Copy the data exactly as it appears, and do not include any pictures.

*Record extracts:*
Begin

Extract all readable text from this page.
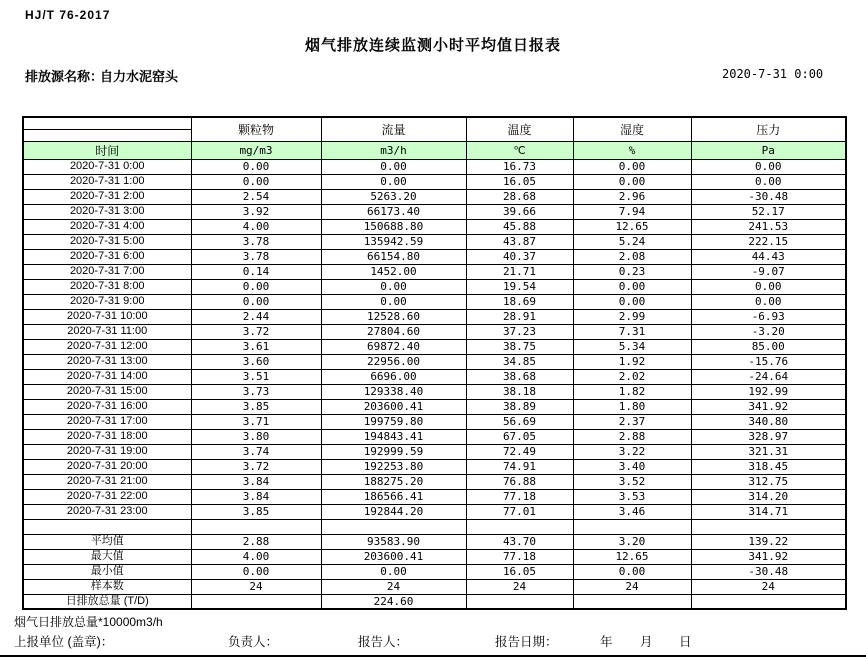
HJ/T 76-2017
烟气排放连续监测小时平均值日报表
排放源名称：
自力水泥窑头	2020-7-31 0:00
	颗粒物	流量	温度	湿度	压力

时间	mg/m3	m3/h	℃	%	Pa
2020-7-31 0:00	0.00	0.00	16.73	0.00	0.00
2020-7-31 1:00	0.00	0.00	16.05	0.00	0.00
2020-7-31 2:00	2.54	5263.20	28.68	2.96	-30.48
2020-7-31 3:00	3.92	66173.40	39.66	7.94	52.17
2020-7-31 4:00	4.00	150688.80	45.88	12.65	241.53
2020-7-31 5:00	3.78	135942.59	43.87	5.24	222.15
2020-7-31 6:00	3.78	66154.80	40.37	2.08	44.43
2020-7-31 7:00	0.14	1452.00	21.71	0.23	-9.07
2020-7-31 8:00	0.00	0.00	19.54	0.00	0.00
2020-7-31 9:00	0.00	0.00	18.69	0.00	0.00
2020-7-31 10:00	2.44	12528.60	28.91	2.99	-6.93
2020-7-31 11:00	3.72	27804.60	37.23	7.31	-3.20
2020-7-31 12:00	3.61	69872.40	38.75	5.34	85.00
2020-7-31 13:00	3.60	22956.00	34.85	1.92	-15.76
2020-7-31 14:00	3.51	6696.00	38.68	2.02	-24.64
2020-7-31 15:00	3.73	129338.40	38.18	1.82	192.99
2020-7-31 16:00	3.85	203600.41	38.89	1.80	341.92
2020-7-31 17:00	3.71	199759.80	56.69	2.37	340.80
2020-7-31 18:00	3.80	194843.41	67.05	2.88	328.97
2020-7-31 19:00	3.74	192999.59	72.49	3.22	321.31
2020-7-31 20:00	3.72	192253.80	74.91	3.40	318.45
2020-7-31 21:00	3.84	188275.20	76.88	3.52	312.75
2020-7-31 22:00	3.84	186566.41	77.18	3.53	314.20
2020-7-31 23:00	3.85	192844.20	77.01	3.46	314.71

平均值	2.88	93583.90	43.70	3.20	139.22
最大值	4.00	203600.41	77.18	12.65	341.92
最小值	0.00	0.00	16.05	0.00	-30.48
样本数	24	24	24	24	24
日排放总量 (T/D)		224.60			
烟气日排放总量*10000m3/h
上报单位 (盖章)：	负责人：	报告人：	报告日期：	年 月 日
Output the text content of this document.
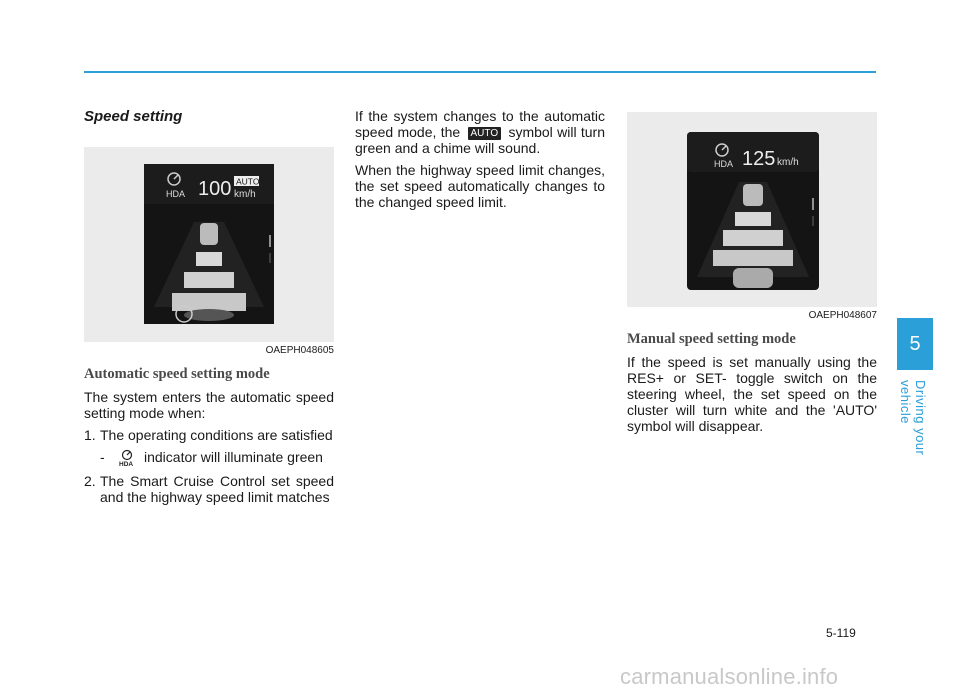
Speed setting
HDA 100 AUTO
km/h
OAEPH048605
Automatic speed setting mode
The system enters the automatic speed setting mode when:
1. The operating conditions are satisfied
-	HDA indicator will illuminate green
2. The Smart Cruise Control set speed and the highway speed limit matches
If the system changes to the automatic speed mode, the AUTO symbol will turn green and a chime will sound.
When the highway speed limit changes, the set speed automatically changes to the changed speed limit.
HDA 125 km/h
OAEPH048607
Manual speed setting mode
If the speed is set manually using the RES+ or SET- toggle switch on the steering wheel, the set speed on the cluster will turn white and the 'AUTO' symbol will disappear.
5
Driving your vehicle
5-119
carmanualsonline.info
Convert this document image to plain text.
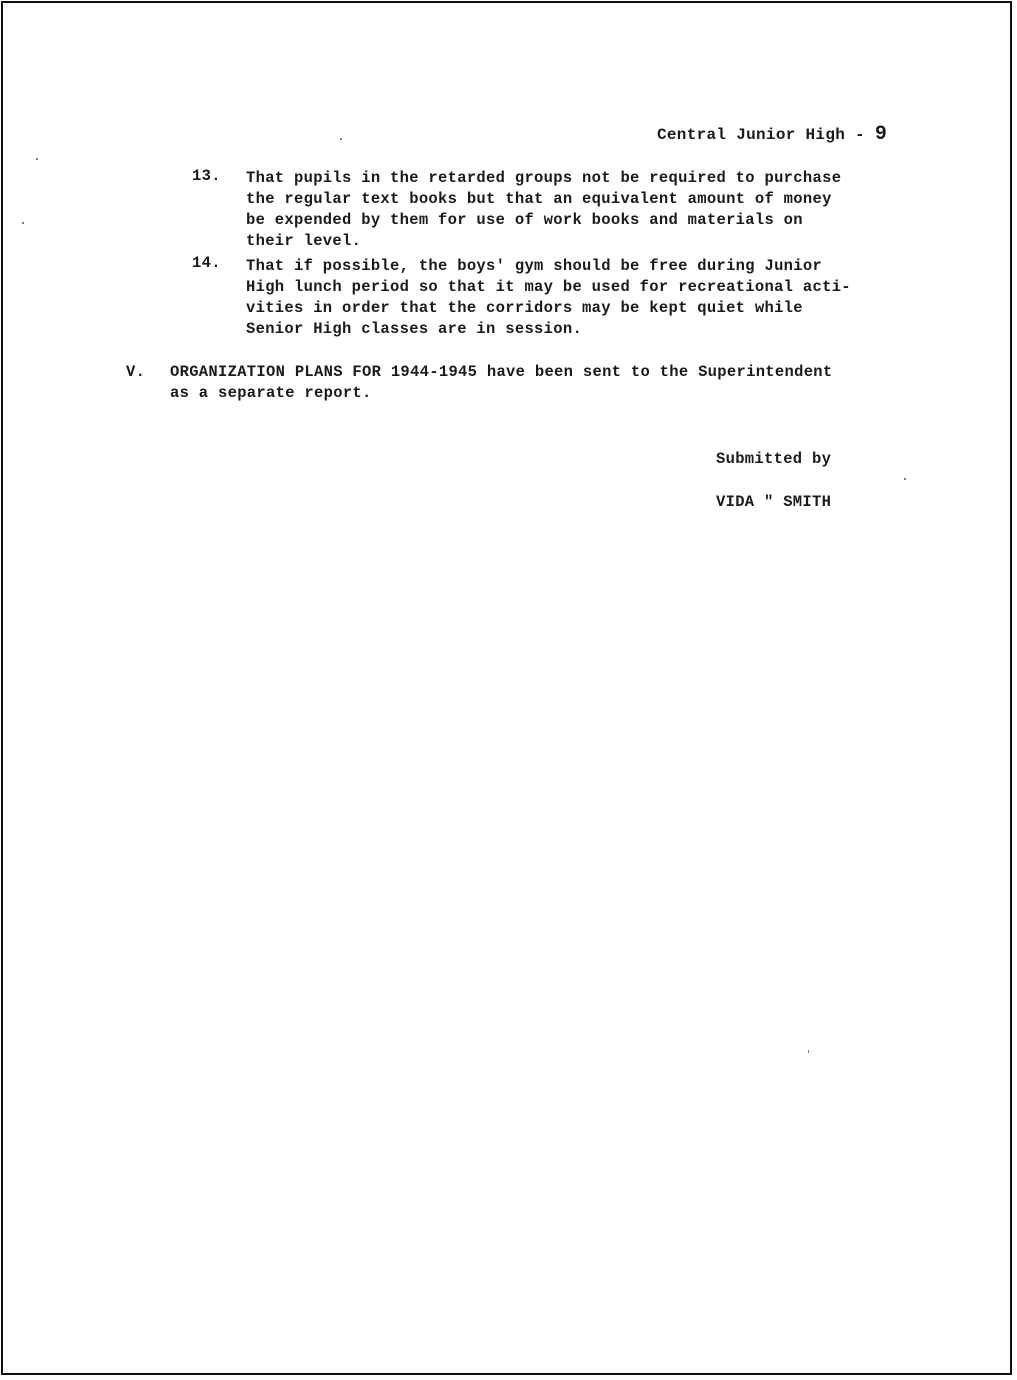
Central Junior High - 9
13. That pupils in the retarded groups not be required to purchase
the regular text books but that an equivalent amount of money
be expended by them for use of work books and materials on
their level.
14. That if possible, the boys' gym should be free during Junior
High lunch period so that it may be used for recreational acti-
vities in order that the corridors may be kept quiet while
Senior High classes are in session.
V. ORGANIZATION PLANS FOR 1944-1945 have been sent to the Superintendent
as a separate report.
Submitted by
VIDA " SMITH
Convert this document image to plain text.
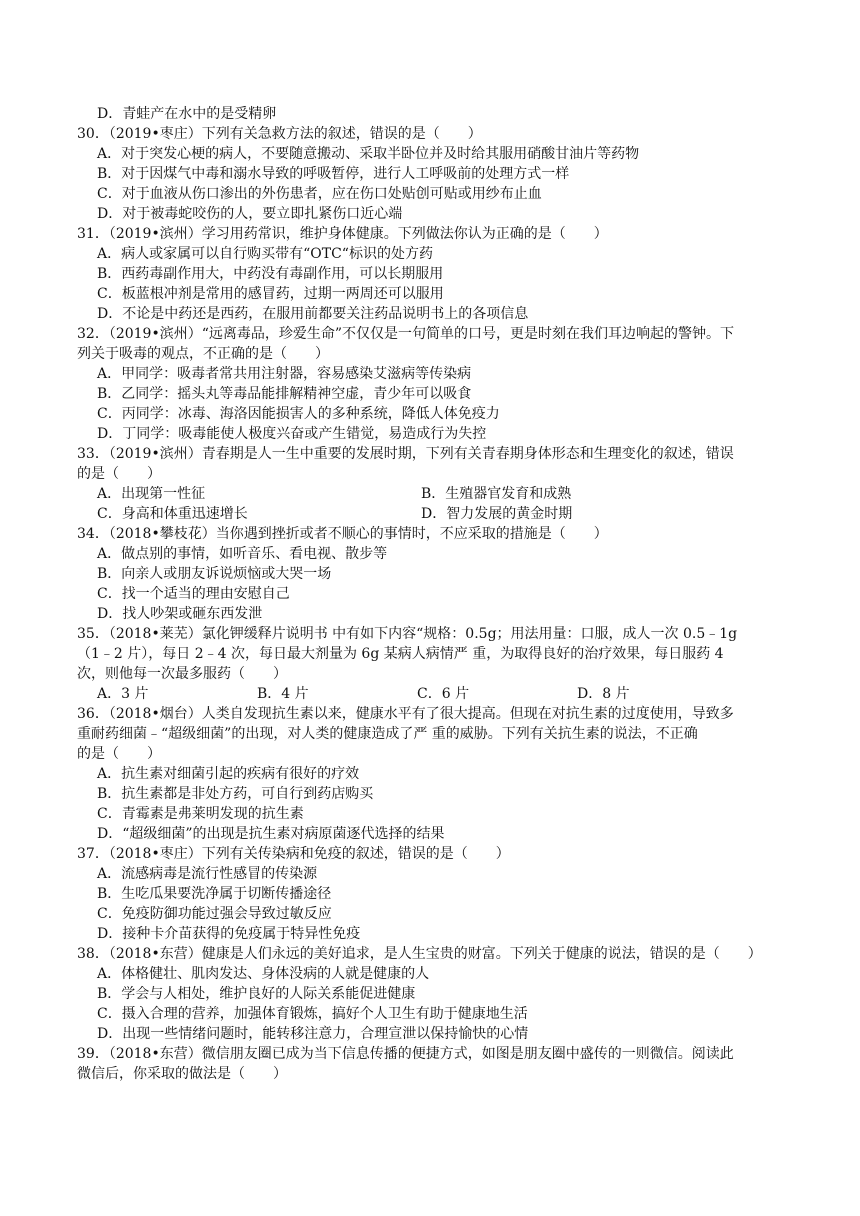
D．青蛙产在水中的是受精卵
30．（2019•枣庄）下列有关急救方法的叙述，错误的是（　　）
A．对于突发心梗的病人，不要随意搬动、采取半卧位并及时给其服用硝酸甘油片等药物
B．对于因煤气中毒和溺水导致的呼吸暂停，进行人工呼吸前的处理方式一样
C．对于血液从伤口渗出的外伤患者，应在伤口处贴创可贴或用纱布止血
D．对于被毒蛇咬伤的人，要立即扎紧伤口近心端
31．（2019•滨州）学习用药常识，维护身体健康。下列做法你认为正确的是（　　）
A．病人或家属可以自行购买带有“OTC“标识的处方药
B．西药毒副作用大，中药没有毒副作用，可以长期服用
C．板蓝根冲剂是常用的感冒药，过期一两周还可以服用
D．不论是中药还是西药，在服用前都要关注药品说明书上的各项信息
32．（2019•滨州）“远离毒品，珍爱生命”不仅仅是一句简单的口号，更是时刻在我们耳边响起的警钟。下
列关于吸毒的观点，不正确的是（　　）
A．甲同学：吸毒者常共用注射器，容易感染艾滋病等传染病
B．乙同学：摇头丸等毒品能排解精神空虚，青少年可以吸食
C．丙同学：冰毒、海洛因能损害人的多种系统，降低人体免疫力
D．丁同学：吸毒能使人极度兴奋或产生错觉，易造成行为失控
33．（2019•滨州）青春期是人一生中重要的发展时期，下列有关青春期身体形态和生理变化的叙述，错误
的是（　　）
A．出现第一性征	B．生殖器官发育和成熟
C．身高和体重迅速增长	D．智力发展的黄金时期
34．（2018•攀枝花）当你遇到挫折或者不顺心的事情时，不应采取的措施是（　　）
A．做点别的事情，如听音乐、看电视、散步等
B．向亲人或朋友诉说烦恼或大哭一场
C．找一个适当的理由安慰自己
D．找人吵架或砸东西发泄
35．（2018•莱芜）氯化钾缓释片说明书 中有如下内容“规格：0.5g；用法用量：口服，成人一次 0.5﹣1g
（1﹣2 片），每日 2﹣4 次，每日最大剂量为 6g 某病人病情严 重，为取得良好的治疗效果，每日服药 4
次，则他每一次最多服药（　　）
A．3 片	B．4 片	C．6 片	D．8 片
36．（2018•烟台）人类自发现抗生素以来，健康水平有了很大提高。但现在对抗生素的过度使用，导致多
重耐药细菌﹣“超级细菌”的出现，对人类的健康造成了严 重的威胁。下列有关抗生素的说法，不正确
的是（　　）
A．抗生素对细菌引起的疾病有很好的疗效
B．抗生素都是非处方药，可自行到药店购买
C．青霉素是弗莱明发现的抗生素
D．“超级细菌”的出现是抗生素对病原菌逐代选择的结果
37．（2018•枣庄）下列有关传染病和免疫的叙述，错误的是（　　）
A．流感病毒是流行性感冒的传染源
B．生吃瓜果要洗净属于切断传播途径
C．免疫防御功能过强会导致过敏反应
D．接种卡介苗获得的免疫属于特异性免疫
38．（2018•东营）健康是人们永远的美好追求，是人生宝贵的财富。下列关于健康的说法，错误的是（　　）
A．体格健壮、肌肉发达、身体没病的人就是健康的人
B．学会与人相处，维护良好的人际关系能促进健康
C．摄入合理的营养，加强体育锻炼，搞好个人卫生有助于健康地生活
D．出现一些情绪问题时，能转移注意力，合理宣泄以保持愉快的心情
39．（2018•东营）微信朋友圈已成为当下信息传播的便捷方式，如图是朋友圈中盛传的一则微信。阅读此
微信后，你采取的做法是（　　）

End

*Exercise solution:*
Extract all readable text from this page.
HJ/T 76-2017
烟气排放连续监测小时平均值日报表
排放源名称：
自力水泥窑头	2020-7-31 0:00
	颗粒物	流量	温度	湿度	压力

时间	mg/m3	m3/h	℃	%	Pa
2020-7-31 0:00	0.00	0.00	16.73	0.00	0.00
2020-7-31 1:00	0.00	0.00	16.05	0.00	0.00
2020-7-31 2:00	2.54	5263.20	28.68	2.96	-30.48
2020-7-31 3:00	3.92	66173.40	39.66	7.94	52.17
2020-7-31 4:00	4.00	150688.80	45.88	12.65	241.53
2020-7-31 5:00	3.78	135942.59	43.87	5.24	222.15
2020-7-31 6:00	3.78	66154.80	40.37	2.08	44.43
2020-7-31 7:00	0.14	1452.00	21.71	0.23	-9.07
2020-7-31 8:00	0.00	0.00	19.54	0.00	0.00
2020-7-31 9:00	0.00	0.00	18.69	0.00	0.00
2020-7-31 10:00	2.44	12528.60	28.91	2.99	-6.93
2020-7-31 11:00	3.72	27804.60	37.23	7.31	-3.20
2020-7-31 12:00	3.61	69872.40	38.75	5.34	85.00
2020-7-31 13:00	3.60	22956.00	34.85	1.92	-15.76
2020-7-31 14:00	3.51	6696.00	38.68	2.02	-24.64
2020-7-31 15:00	3.73	129338.40	38.18	1.82	192.99
2020-7-31 16:00	3.85	203600.41	38.89	1.80	341.92
2020-7-31 17:00	3.71	199759.80	56.69	2.37	340.80
2020-7-31 18:00	3.80	194843.41	67.05	2.88	328.97
2020-7-31 19:00	3.74	192999.59	72.49	3.22	321.31
2020-7-31 20:00	3.72	192253.80	74.91	3.40	318.45
2020-7-31 21:00	3.84	188275.20	76.88	3.52	312.75
2020-7-31 22:00	3.84	186566.41	77.18	3.53	314.20
2020-7-31 23:00	3.85	192844.20	77.01	3.46	314.71

平均值	2.88	93583.90	43.70	3.20	139.22
最大值	4.00	203600.41	77.18	12.65	341.92
最小值	0.00	0.00	16.05	0.00	-30.48
样本数	24	24	24	24	24
日排放总量 (T/D)		224.60			
烟气日排放总量*10000m3/h
上报单位 (盖章)：	负责人：	报告人：	报告日期：	年 月 日
Output the text content of this document.
Speed setting
HDA 100 AUTO
km/h
OAEPH048605
Automatic speed setting mode
The system enters the automatic speed setting mode when:
1. The operating conditions are satisfied
-	HDA indicator will illuminate green
2. The Smart Cruise Control set speed and the highway speed limit matches
If the system changes to the automatic speed mode, the AUTO symbol will turn green and a chime will sound.
When the highway speed limit changes, the set speed automatically changes to the changed speed limit.
HDA 125 km/h
OAEPH048607
Manual speed setting mode
If the speed is set manually using the RES+ or SET- toggle switch on the steering wheel, the set speed on the cluster will turn white and the 'AUTO' symbol will disappear.
5
Driving your vehicle
5-119
carmanualsonline.info
Convert this document image to plain text.
Central Junior High - 9
13. That pupils in the retarded groups not be required to purchase
the regular text books but that an equivalent amount of money
be expended by them for use of work books and materials on
their level.
14. That if possible, the boys' gym should be free during Junior
High lunch period so that it may be used for recreational acti-
vities in order that the corridors may be kept quiet while
Senior High classes are in session.
V. ORGANIZATION PLANS FOR 1944-1945 have been sent to the Superintendent
as a separate report.
Submitted by
VIDA " SMITH
Convert this document image to plain text.
D．青蛙产在水中的是受精卵
30．（2019•枣庄）下列有关急救方法的叙述，错误的是（　　）
A．对于突发心梗的病人，不要随意搬动、采取半卧位并及时给其服用硝酸甘油片等药物
B．对于因煤气中毒和溺水导致的呼吸暂停，进行人工呼吸前的处理方式一样
C．对于血液从伤口渗出的外伤患者，应在伤口处贴创可贴或用纱布止血
D．对于被毒蛇咬伤的人，要立即扎紧伤口近心端
31．（2019•滨州）学习用药常识，维护身体健康。下列做法你认为正确的是（　　）
A．病人或家属可以自行购买带有“OTC“标识的处方药
B．西药毒副作用大，中药没有毒副作用，可以长期服用
C．板蓝根冲剂是常用的感冒药，过期一两周还可以服用
D．不论是中药还是西药，在服用前都要关注药品说明书上的各项信息
32．（2019•滨州）“远离毒品，珍爱生命”不仅仅是一句简单的口号，更是时刻在我们耳边响起的警钟。下
列关于吸毒的观点，不正确的是（　　）
A．甲同学：吸毒者常共用注射器，容易感染艾滋病等传染病
B．乙同学：摇头丸等毒品能排解精神空虚，青少年可以吸食
C．丙同学：冰毒、海洛因能损害人的多种系统，降低人体免疫力
D．丁同学：吸毒能使人极度兴奋或产生错觉，易造成行为失控
33．（2019•滨州）青春期是人一生中重要的发展时期，下列有关青春期身体形态和生理变化的叙述，错误
的是（　　）
A．出现第一性征	B．生殖器官发育和成熟
C．身高和体重迅速增长	D．智力发展的黄金时期
34．（2018•攀枝花）当你遇到挫折或者不顺心的事情时，不应采取的措施是（　　）
A．做点别的事情，如听音乐、看电视、散步等
B．向亲人或朋友诉说烦恼或大哭一场
C．找一个适当的理由安慰自己
D．找人吵架或砸东西发泄
35．（2018•莱芜）氯化钾缓释片说明书 中有如下内容“规格：0.5g；用法用量：口服，成人一次 0.5﹣1g
（1﹣2 片），每日 2﹣4 次，每日最大剂量为 6g 某病人病情严 重，为取得良好的治疗效果，每日服药 4
次，则他每一次最多服药（　　）
A．3 片	B．4 片	C．6 片	D．8 片
36．（2018•烟台）人类自发现抗生素以来，健康水平有了很大提高。但现在对抗生素的过度使用，导致多
重耐药细菌﹣“超级细菌”的出现，对人类的健康造成了严 重的威胁。下列有关抗生素的说法，不正确
的是（　　）
A．抗生素对细菌引起的疾病有很好的疗效
B．抗生素都是非处方药，可自行到药店购买
C．青霉素是弗莱明发现的抗生素
D．“超级细菌”的出现是抗生素对病原菌逐代选择的结果
37．（2018•枣庄）下列有关传染病和免疫的叙述，错误的是（　　）
A．流感病毒是流行性感冒的传染源
B．生吃瓜果要洗净属于切断传播途径
C．免疫防御功能过强会导致过敏反应
D．接种卡介苗获得的免疫属于特异性免疫
38．（2018•东营）健康是人们永远的美好追求，是人生宝贵的财富。下列关于健康的说法，错误的是（　　）
A．体格健壮、肌肉发达、身体没病的人就是健康的人
B．学会与人相处，维护良好的人际关系能促进健康
C．摄入合理的营养，加强体育锻炼，搞好个人卫生有助于健康地生活
D．出现一些情绪问题时，能转移注意力，合理宣泄以保持愉快的心情
39．（2018•东营）微信朋友圈已成为当下信息传播的便捷方式，如图是朋友圈中盛传的一则微信。阅读此
微信后，你采取的做法是（　　）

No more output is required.